Il motivo è inammissibile.
3.1 La doglianza appare, innanzitutto, priva della necessaria organicità, essendo sollevate, in modo generico, una pluralità di censure relative sia all’omessa pronuncia, che al vizio di ultrapetizione, tutte accomunate dal profilo dell’apparenza della motivazione.
3.2 Va, in primo luogo, ricordato che è denunciabile in cassazione solo l’anomalia motivazionale che si tramuta in violazione di legge costituzionalmente rilevante, in quanto attinente all’esistenza della motivazione in sé, purché il vizio risulti dal testo della sentenza impugnata, a prescindere dal confronto con le risultanze processuali. Tale anomalia si esaurisce nella “mancanza assoluta di motivi sotto l’aspetto materiale e grafico”, nella “motivazione apparente”, nel “contrasto irriducibile tra affermazioni inconciliabili” e nella “motivazione perplessa ed obiettivamente incomprensibile”, esclusa qualunque rilevanza del semplice difetto di “sufficienza” della motivazione. (Sez. U, Sentenza n. 8053 del 07/04/2014). Secondo le Sezioni Unite, è apparente la motivazione graficamente presente quando essa caratterizzata da considerazioni affatto incongrue rispetto alle questioni prospettate, utilizzabili, al più, come materiale di base per altre successive argomentazioni, invece mancate, idonee a sorreggere la decisione (cfr. Sez. U, Sentenza n. 22232 del 03/11/2016).

# Istruzione A:
Nel brano citato sulla motivazione apparente, per quale ragione la doglianza è giudicata priva della necessaria organicità? Spiegalo in una o due frasi.
# Istruzione B:
Prosegui il brano citato sulla motivazione apparente, riprendendo subito dopo la sua ultima frase.

# Record:
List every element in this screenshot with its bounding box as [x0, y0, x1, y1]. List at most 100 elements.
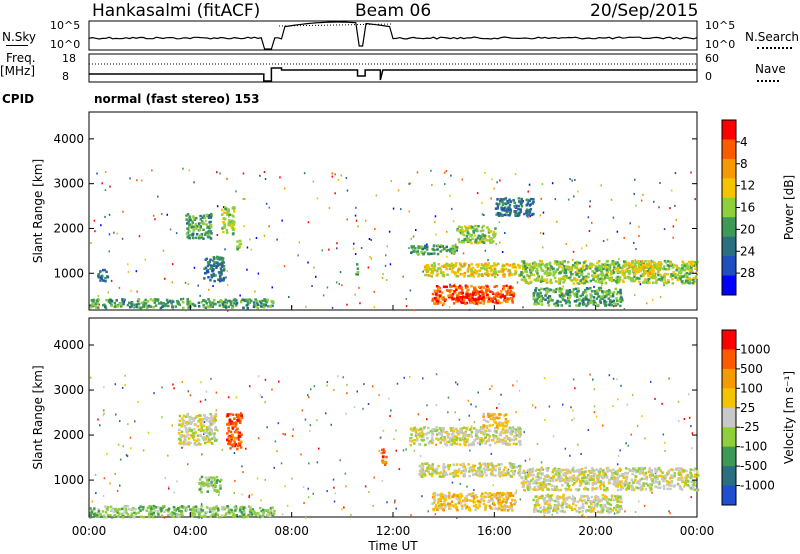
- scatter-point: [276, 238, 278, 241]
- feature-cell: [211, 269, 214, 273]
- feature-cell: [208, 429, 211, 433]
- feature-cell: [505, 263, 509, 266]
- feature-cell: [583, 281, 586, 285]
- scatter-point: [354, 253, 357, 255]
- feature-cell: [609, 277, 613, 280]
- feature-cell: [470, 241, 473, 245]
- feature-cell: [252, 509, 255, 513]
- feature-cell: [414, 247, 417, 250]
- feature-cell: [133, 511, 136, 515]
- feature-cell: [196, 425, 199, 428]
- feature-cell: [526, 483, 530, 486]
- feature-cell: [499, 198, 502, 201]
- feature-cell: [585, 287, 589, 290]
- feature-cell: [642, 265, 646, 269]
- feature-cell: [683, 273, 687, 277]
- feature-cell: [465, 296, 469, 299]
- scatter-point: [193, 181, 195, 184]
- feature-cell: [451, 249, 454, 253]
- scatter-point: [257, 272, 260, 275]
- feature-cell: [189, 302, 192, 305]
- feature-cell: [488, 272, 491, 276]
- feature-cell: [121, 298, 124, 301]
- feature-cell: [212, 434, 216, 438]
- feature-cell: [693, 280, 696, 283]
- scatter-point: [370, 239, 372, 241]
- feature-cell: [604, 489, 608, 492]
- feature-cell: [162, 302, 165, 305]
- feature-cell: [603, 475, 607, 478]
- feature-cell: [496, 427, 500, 430]
- feature-cell: [469, 467, 472, 471]
- feature-cell: [545, 287, 548, 290]
- feature-cell: [464, 225, 467, 228]
- scatter-point: [332, 478, 335, 481]
- scatter-point: [644, 437, 646, 440]
- feature-cell: [518, 432, 521, 435]
- feature-cell: [187, 306, 190, 309]
- feature-cell: [539, 280, 543, 283]
- feature-cell: [485, 424, 488, 428]
- feature-cell: [487, 287, 490, 291]
- scatter-point: [321, 249, 323, 252]
- feature-cell: [178, 414, 182, 418]
- scatter-point: [659, 182, 661, 184]
- feature-cell: [495, 292, 498, 296]
- scatter-point: [409, 289, 412, 292]
- feature-cell: [522, 275, 526, 279]
- feature-cell: [146, 300, 150, 303]
- feature-cell: [499, 502, 502, 505]
- scatter-point: [550, 479, 552, 482]
- feature-cell: [695, 275, 698, 278]
- feature-cell: [467, 274, 470, 278]
- feature-cell: [573, 265, 576, 268]
- feature-cell: [614, 262, 617, 266]
- feature-cell: [90, 299, 94, 302]
- feature-cell: [470, 494, 473, 497]
- scatter-point: [303, 172, 306, 175]
- feature-cell: [203, 436, 206, 439]
- feature-cell: [618, 278, 622, 281]
- feature-cell: [681, 266, 684, 270]
- scatter-point: [279, 176, 281, 179]
- scatter-point: [528, 458, 531, 461]
- scatter-point: [410, 514, 412, 517]
- feature-cell: [438, 504, 441, 507]
- feature-cell: [633, 275, 636, 279]
- feature-cell: [232, 443, 235, 447]
- feature-cell: [640, 268, 644, 271]
- feature-cell: [493, 234, 496, 237]
- feature-cell: [191, 236, 195, 240]
- scatter-point: [541, 183, 544, 186]
- feature-cell: [523, 264, 527, 267]
- feature-cell: [435, 274, 439, 277]
- feature-cell: [423, 470, 426, 474]
- scatter-point: [519, 498, 522, 501]
- feature-cell: [153, 301, 157, 304]
- scatter-point: [373, 306, 376, 309]
- feature-cell: [580, 270, 584, 273]
- feature-cell: [553, 276, 557, 280]
- feature-cell: [438, 245, 442, 249]
- scatter-point: [408, 210, 411, 213]
- feature-cell: [670, 273, 673, 276]
- feature-cell: [500, 268, 503, 271]
- scatter-point: [322, 294, 325, 297]
- feature-cell: [205, 419, 209, 422]
- feature-cell: [91, 302, 94, 305]
- feature-cell: [187, 427, 191, 431]
- feature-cell: [222, 230, 225, 234]
- feature-cell: [538, 259, 542, 263]
- feature-cell: [181, 419, 185, 422]
- scatter-point: [182, 167, 184, 170]
- feature-cell: [453, 250, 457, 254]
- scatter-point: [300, 453, 302, 456]
- feature-cell: [679, 278, 682, 281]
- feature-cell: [511, 263, 515, 266]
- feature-cell: [646, 269, 649, 273]
- scatter-point: [95, 492, 97, 495]
- feature-cell: [619, 300, 623, 304]
- feature-cell: [449, 250, 452, 253]
- feature-cell: [519, 200, 522, 203]
- scatter-point: [307, 221, 310, 224]
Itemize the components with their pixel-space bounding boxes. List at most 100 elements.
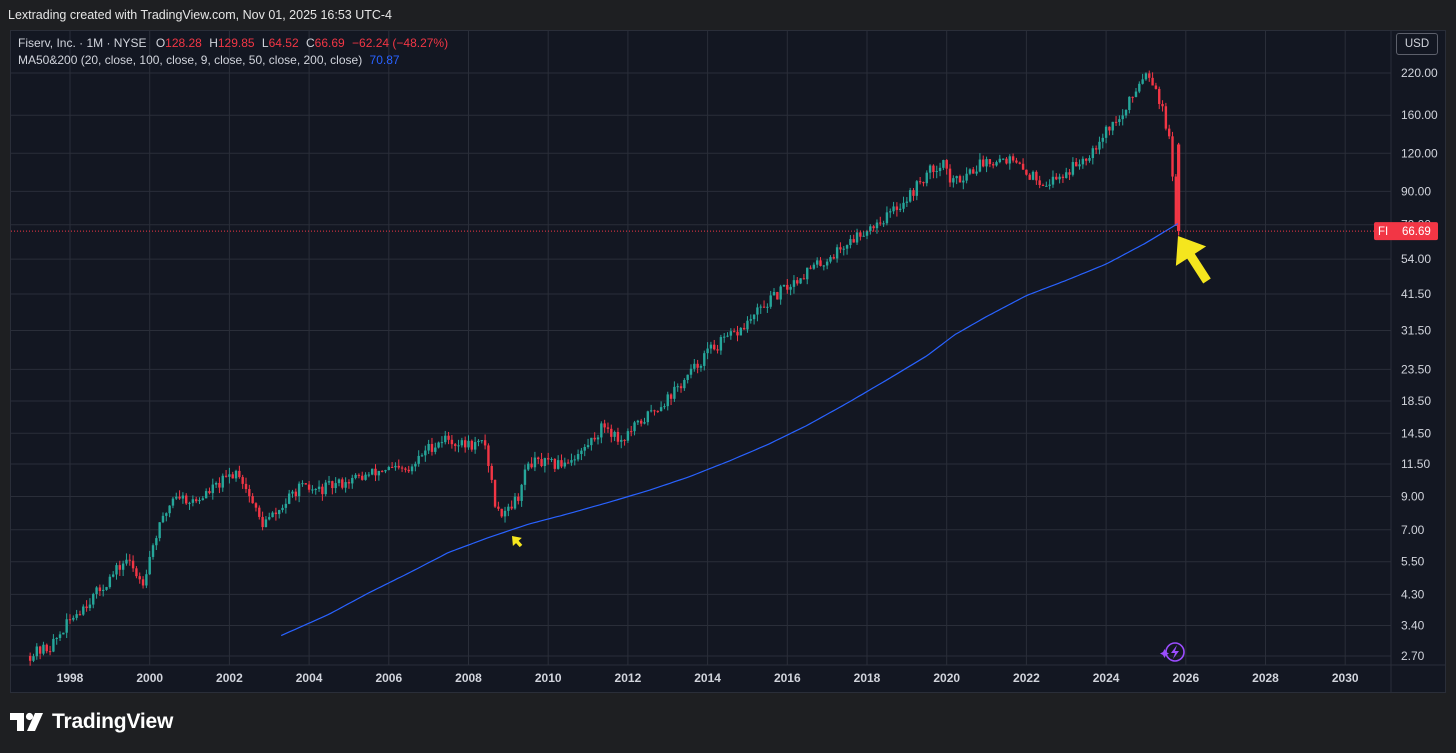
candle-body — [543, 458, 547, 467]
chart-grid — [11, 31, 1445, 692]
candle-body — [361, 475, 364, 480]
y-tick-label: 2.70 — [1401, 649, 1425, 663]
candle-body — [915, 181, 919, 196]
annotation-arrow-2009 — [512, 536, 523, 548]
candle-body — [669, 394, 673, 399]
candle-body — [819, 260, 822, 266]
candle-body — [138, 576, 141, 580]
symbol-legend[interactable]: Fiserv, Inc. · 1M · NYSE O128.28 H129.85… — [18, 36, 448, 50]
candle-body — [975, 171, 978, 174]
candle-body — [862, 235, 865, 237]
candle-body — [92, 594, 95, 605]
candle-body — [995, 162, 998, 166]
y-tick-label: 160.00 — [1401, 108, 1438, 122]
candle-body — [865, 231, 869, 236]
candle-body — [875, 222, 879, 229]
candle-body — [673, 386, 676, 399]
price-tag-ticker: FI — [1378, 226, 1388, 238]
candle-body — [746, 320, 749, 330]
candle-body — [221, 475, 224, 488]
candle-body — [204, 491, 208, 499]
candle-body — [108, 576, 112, 588]
candle-body — [430, 443, 434, 452]
x-tick-label: 2012 — [615, 671, 642, 685]
candle-body — [988, 159, 992, 165]
candle-body — [1111, 121, 1114, 131]
candle-body — [224, 475, 228, 477]
candle-body — [264, 519, 268, 528]
candle-body — [603, 423, 606, 428]
candle-body — [696, 363, 699, 368]
candle-body — [593, 437, 596, 440]
candle-body — [251, 496, 254, 504]
candle-body — [699, 365, 703, 368]
candle-body — [503, 510, 507, 517]
candle-body — [128, 559, 131, 561]
candle-body — [560, 460, 563, 467]
candle-body — [52, 638, 55, 652]
candle-body — [991, 164, 995, 166]
x-tick-label: 2020 — [933, 671, 960, 685]
low-label: L — [261, 36, 269, 50]
candle-body — [955, 176, 958, 179]
candle-body — [72, 617, 75, 620]
currency-button[interactable]: USD — [1396, 33, 1438, 55]
candle-body — [397, 465, 400, 468]
candle-body — [580, 450, 583, 454]
candle-body — [586, 445, 590, 448]
candle-body — [1041, 185, 1045, 187]
credit-text: Lextrading created with TradingView.com,… — [8, 8, 393, 22]
candle-body — [742, 327, 746, 330]
candle-body — [1121, 115, 1124, 120]
x-tick-label: 2016 — [774, 671, 801, 685]
candle-body — [294, 491, 298, 497]
candle-body — [686, 374, 689, 380]
candle-body — [879, 222, 882, 224]
candle-body — [370, 468, 374, 475]
chart-panel[interactable] — [10, 30, 1446, 693]
candle-body — [1008, 156, 1011, 164]
candle-body — [1058, 176, 1061, 180]
candle-body — [649, 410, 653, 412]
candle-body — [1065, 172, 1068, 178]
candle-body — [646, 411, 650, 423]
candle-body — [776, 292, 779, 300]
candle-body — [287, 493, 291, 504]
candle-body — [852, 239, 855, 243]
candle-body — [75, 614, 78, 618]
candle-body — [380, 470, 384, 472]
candle-body — [766, 306, 769, 308]
candle-body — [1018, 162, 1021, 164]
candle-body — [241, 477, 244, 484]
candle-body — [470, 440, 474, 450]
candle-body — [321, 486, 324, 495]
candle-body — [463, 440, 467, 448]
price-tag-bg — [1374, 222, 1438, 241]
candle-body — [972, 169, 975, 174]
candle-body — [45, 644, 48, 652]
candle-body — [663, 406, 666, 408]
candle-body — [556, 460, 560, 469]
candle-body — [102, 589, 105, 591]
candle-body — [377, 470, 381, 476]
candle-body — [301, 483, 304, 485]
indicator-legend[interactable]: MA50&200 (20, close, 100, close, 9, clos… — [18, 53, 400, 67]
candle-body — [148, 556, 151, 575]
candle-body — [1148, 73, 1151, 78]
candle-body — [254, 503, 258, 508]
candle-body — [908, 190, 912, 202]
candle-body — [341, 479, 344, 488]
candle-body — [713, 344, 716, 350]
candle-body — [151, 545, 155, 557]
x-tick-label: 2030 — [1332, 671, 1359, 685]
candle-body — [749, 319, 752, 321]
candle-body — [145, 574, 148, 586]
candle-body — [706, 348, 709, 354]
candle-body — [759, 306, 762, 308]
candle-body — [460, 440, 464, 446]
candle-body — [523, 469, 527, 485]
candle-body — [507, 506, 510, 511]
candle-body — [497, 506, 500, 509]
candle-body — [815, 260, 819, 265]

# Risposta attesa A:
Perché vi sono sollevate, in modo generico, più censure insieme, relative sia all'omessa pronuncia sia al vizio di ultrapetizione. Sono tutte accomunate dal profilo dell'apparenza della motivazione.

# Risposta attesa B:
3.3 Nel caso di specie, la motivazione della sentenza impugnata, lungi dall’essere apparente od omessa, si limita a rispondere ai motivi di appello trattando unitamente quelli afferenti alla stessa doglianza, frammentati in più censure nell’atto di gravame. Sicché privo di pregio è l’assunto secondo il quale non avendo la C.T.R. seguito pedissequamente
l’elencazione dei motivi, come esposta nell’atto di appello, la sentenza sarebbe nulla.
3.4 Mal si comprende, inoltre, la denuncia del vizio motivazionale in ordine alla mancata pronuncia sul motivo proposto con l’atto di appello inerente all’erroneità della sentenza di primo grado per avere questa argomentato in ordine alla notificazione a mezzo di raccomandata con avviso di ricevimento, laddove invece, secondo la ricorrente: ‘le notificazioni degli atti impugnati, l’intimazione di pagamento, la cartella esattoriale risultano essere avvenute a mezzo di messo e non come contrariamente affermato mediante invio di raccomandata con avviso di ricevimento’. Ed invero, non solo la doglianza non viene espressamente riproposta in questa sede, benché plurimi motivi del ricorso per cassazione si incentrino sui vizi delle notificazioni. Ma neppure appare chiaro quali siano le conseguenze che la ricorrente vuole trarre dalla erronea motivazione della sentenza di primo grado e dalla asserita omessa pronuncia su punto da parte della C.T.R..
3.5 Del tutto ultronea ed inammissibile è, infine, la censura sulla ultrapetizione in relazione ai motivi oggetto di rinuncia, stante l’assenza di interesse alla pronuncia sul punto.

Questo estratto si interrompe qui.